## Saved entries
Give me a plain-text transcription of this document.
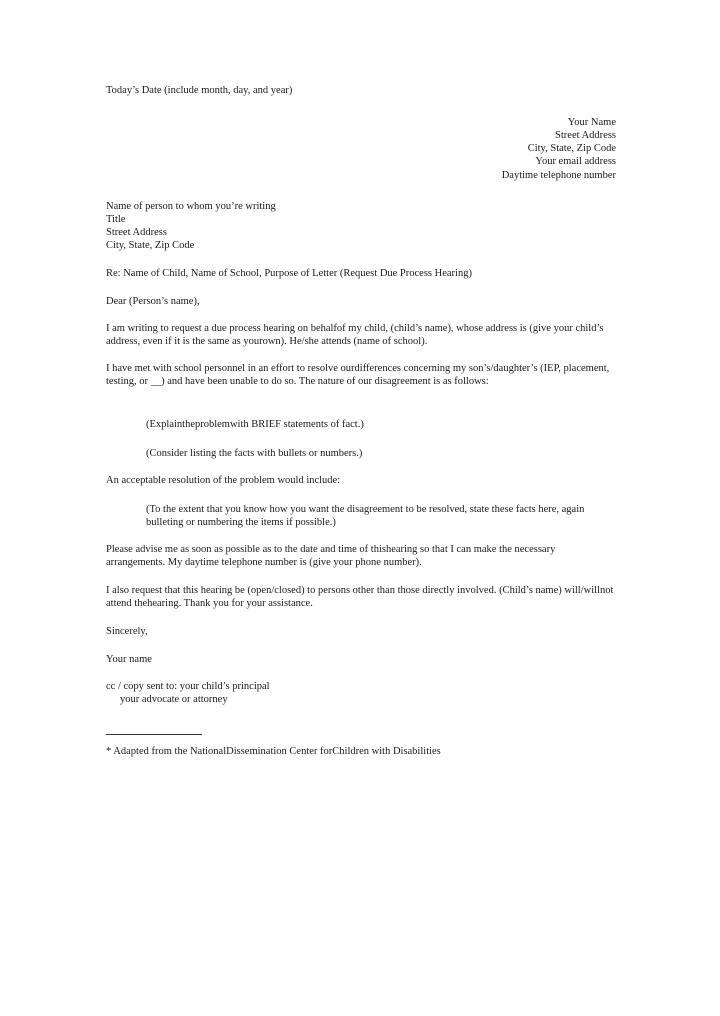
Today’s Date (include month, day, and year)
Your Name
Street Address
City, State, Zip Code
Your email address
Daytime telephone number
Name of person to whom you’re writing
Title
Street Address
City, State, Zip Code
Re: Name of Child, Name of School, Purpose of Letter (Request Due Process Hearing)
Dear (Person’s name),
I am writing to request a due process hearing on behalfof my child, (child’s name), whose address is (give your child’s address, even if it is the same as yourown). He/she attends (name of school).
I have met with school personnel in an effort to resolve ourdifferences concerning my son’s/daughter’s (IEP, placement, testing, or __) and have been unable to do so. The nature of our disagreement is as follows:
(Explaintheproblemwith BRIEF statements of fact.)
(Consider listing the facts with bullets or numbers.)
An acceptable resolution of the problem would include:
(To the extent that you know how you want the disagreement to be resolved, state these facts here, again bulleting or numbering the items if possible.)
Please advise me as soon as possible as to the date and time of thishearing so that I can make the necessary arrangements. My daytime telephone number is (give your phone number).
I also request that this hearing be (open/closed) to persons other than those directly involved. (Child’s name) will/willnot attend thehearing. Thank you for your assistance.
Sincerely,
Your name
cc / copy sent to: your child’s principal
your advocate or attorney
* Adapted from the NationalDissemination Center forChildren with Disabilities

## Requirements
Each line holding "include" must be found and copied.

## Full answer
Today’s Date (include month, day, and year)
An acceptable resolution of the problem would include:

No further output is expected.